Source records
************

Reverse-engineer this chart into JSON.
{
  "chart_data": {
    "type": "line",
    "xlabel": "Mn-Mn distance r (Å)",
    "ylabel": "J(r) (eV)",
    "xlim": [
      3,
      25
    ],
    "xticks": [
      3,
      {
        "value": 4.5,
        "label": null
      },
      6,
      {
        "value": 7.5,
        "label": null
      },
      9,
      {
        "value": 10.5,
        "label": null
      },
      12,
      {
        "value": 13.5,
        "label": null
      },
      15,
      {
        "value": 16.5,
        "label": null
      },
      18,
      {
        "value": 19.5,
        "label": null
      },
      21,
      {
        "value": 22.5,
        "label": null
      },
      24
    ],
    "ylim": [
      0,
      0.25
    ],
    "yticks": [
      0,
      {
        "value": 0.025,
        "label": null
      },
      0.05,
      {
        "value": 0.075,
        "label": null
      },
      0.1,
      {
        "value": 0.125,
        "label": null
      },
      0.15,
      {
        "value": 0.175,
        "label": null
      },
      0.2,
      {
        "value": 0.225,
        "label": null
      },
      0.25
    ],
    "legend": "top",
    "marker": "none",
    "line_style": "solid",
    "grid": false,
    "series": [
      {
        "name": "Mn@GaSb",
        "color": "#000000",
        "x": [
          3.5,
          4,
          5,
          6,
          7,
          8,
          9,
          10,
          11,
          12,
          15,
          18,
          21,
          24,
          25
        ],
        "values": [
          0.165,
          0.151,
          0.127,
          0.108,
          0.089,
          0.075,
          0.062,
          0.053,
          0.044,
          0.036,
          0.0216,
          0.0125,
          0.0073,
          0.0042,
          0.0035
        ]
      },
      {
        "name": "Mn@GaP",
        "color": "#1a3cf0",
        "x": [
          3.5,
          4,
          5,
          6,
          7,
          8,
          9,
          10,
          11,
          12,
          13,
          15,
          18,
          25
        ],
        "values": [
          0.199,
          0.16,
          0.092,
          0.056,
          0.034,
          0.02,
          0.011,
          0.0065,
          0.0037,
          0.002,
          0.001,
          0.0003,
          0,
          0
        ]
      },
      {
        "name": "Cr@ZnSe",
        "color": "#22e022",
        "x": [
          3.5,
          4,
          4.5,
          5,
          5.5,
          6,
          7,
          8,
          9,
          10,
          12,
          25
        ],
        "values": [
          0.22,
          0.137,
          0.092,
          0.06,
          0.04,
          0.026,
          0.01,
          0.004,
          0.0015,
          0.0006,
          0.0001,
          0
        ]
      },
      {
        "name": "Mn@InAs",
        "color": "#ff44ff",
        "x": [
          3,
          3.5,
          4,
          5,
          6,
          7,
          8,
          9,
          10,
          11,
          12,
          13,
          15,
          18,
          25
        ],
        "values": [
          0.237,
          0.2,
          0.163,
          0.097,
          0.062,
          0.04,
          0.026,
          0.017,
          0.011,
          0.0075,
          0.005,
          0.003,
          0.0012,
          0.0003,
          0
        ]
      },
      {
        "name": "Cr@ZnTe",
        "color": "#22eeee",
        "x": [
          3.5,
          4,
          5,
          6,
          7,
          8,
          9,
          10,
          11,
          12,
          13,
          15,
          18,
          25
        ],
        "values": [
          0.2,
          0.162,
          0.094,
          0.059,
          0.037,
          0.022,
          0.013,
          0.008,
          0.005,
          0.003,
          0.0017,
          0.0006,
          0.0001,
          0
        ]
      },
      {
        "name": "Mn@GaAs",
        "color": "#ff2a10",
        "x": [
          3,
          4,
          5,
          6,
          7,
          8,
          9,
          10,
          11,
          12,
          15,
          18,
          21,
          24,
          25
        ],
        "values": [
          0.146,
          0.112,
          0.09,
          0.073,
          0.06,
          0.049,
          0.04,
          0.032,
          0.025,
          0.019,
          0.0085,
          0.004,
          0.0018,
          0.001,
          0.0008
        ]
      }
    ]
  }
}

************

Written task = Exact copies of all the records are required.

Output for this task =
Reverse-engineer this chart into JSON.
{
  "chart_data": {
    "type": "line",
    "xlabel": "Mn-Mn distance r (Å)",
    "ylabel": "J(r) (eV)",
    "xlim": [
      3,
      25
    ],
    "xticks": [
      3,
      {
        "value": 4.5,
        "label": null
      },
      6,
      {
        "value": 7.5,
        "label": null
      },
      9,
      {
        "value": 10.5,
        "label": null
      },
      12,
      {
        "value": 13.5,
        "label": null
      },
      15,
      {
        "value": 16.5,
        "label": null
      },
      18,
      {
        "value": 19.5,
        "label": null
      },
      21,
      {
        "value": 22.5,
        "label": null
      },
      24
    ],
    "ylim": [
      0,
      0.25
    ],
    "yticks": [
      0,
      {
        "value": 0.025,
        "label": null
      },
      0.05,
      {
        "value": 0.075,
        "label": null
      },
      0.1,
      {
        "value": 0.125,
        "label": null
      },
      0.15,
      {
        "value": 0.175,
        "label": null
      },
      0.2,
      {
        "value": 0.225,
        "label": null
      },
      0.25
    ],
    "legend": "top",
    "marker": "none",
    "line_style": "solid",
    "grid": false,
    "series": [
      {
        "name": "Mn@GaSb",
        "color": "#000000",
        "x": [
          3.5,
          4,
          5,
          6,
          7,
          8,
          9,
          10,
          11,
          12,
          15,
          18,
          21,
          24,
          25
        ],
        "values": [
          0.165,
          0.151,
          0.127,
          0.108,
          0.089,
          0.075,
          0.062,
          0.053,
          0.044,
          0.036,
          0.0216,
          0.0125,
          0.0073,
          0.0042,
          0.0035
        ]
      },
      {
        "name": "Mn@GaP",
        "color": "#1a3cf0",
        "x": [
          3.5,
          4,
          5,
          6,
          7,
          8,
          9,
          10,
          11,
          12,
          13,
          15,
          18,
          25
        ],
        "values": [
          0.199,
          0.16,
          0.092,
          0.056,
          0.034,
          0.02,
          0.011,
          0.0065,
          0.0037,
          0.002,
          0.001,
          0.0003,
          0,
          0
        ]
      },
      {
        "name": "Cr@ZnSe",
        "color": "#22e022",
        "x": [
          3.5,
          4,
          4.5,
          5,
          5.5,
          6,
          7,
          8,
          9,
          10,
          12,
          25
        ],
        "values": [
          0.22,
          0.137,
          0.092,
          0.06,
          0.04,
          0.026,
          0.01,
          0.004,
          0.0015,
          0.0006,
          0.0001,
          0
        ]
      },
      {
        "name": "Mn@InAs",
        "color": "#ff44ff",
        "x": [
          3,
          3.5,
          4,
          5,
          6,
          7,
          8,
          9,
          10,
          11,
          12,
          13,
          15,
          18,
          25
        ],
        "values": [
          0.237,
          0.2,
          0.163,
          0.097,
          0.062,
          0.04,
          0.026,
          0.017,
          0.011,
          0.0075,
          0.005,
          0.003,
          0.0012,
          0.0003,
          0
        ]
      },
      {
        "name": "Cr@ZnTe",
        "color": "#22eeee",
        "x": [
          3.5,
          4,
          5,
          6,
          7,
          8,
          9,
          10,
          11,
          12,
          13,
          15,
          18,
          25
        ],
        "values": [
          0.2,
          0.162,
          0.094,
          0.059,
          0.037,
          0.022,
          0.013,
          0.008,
          0.005,
          0.003,
          0.0017,
          0.0006,
          0.0001,
          0
        ]
      },
      {
        "name": "Mn@GaAs",
        "color": "#ff2a10",
        "x": [
          3,
          4,
          5,
          6,
          7,
          8,
          9,
          10,
          11,
          12,
          15,
          18,
          21,
          24,
          25
        ],
        "values": [
          0.146,
          0.112,
          0.09,
          0.073,
          0.06,
          0.049,
          0.04,
          0.032,
          0.025,
          0.019,
          0.0085,
          0.004,
          0.0018,
          0.001,
          0.0008
        ]
      }
    ]
  }
}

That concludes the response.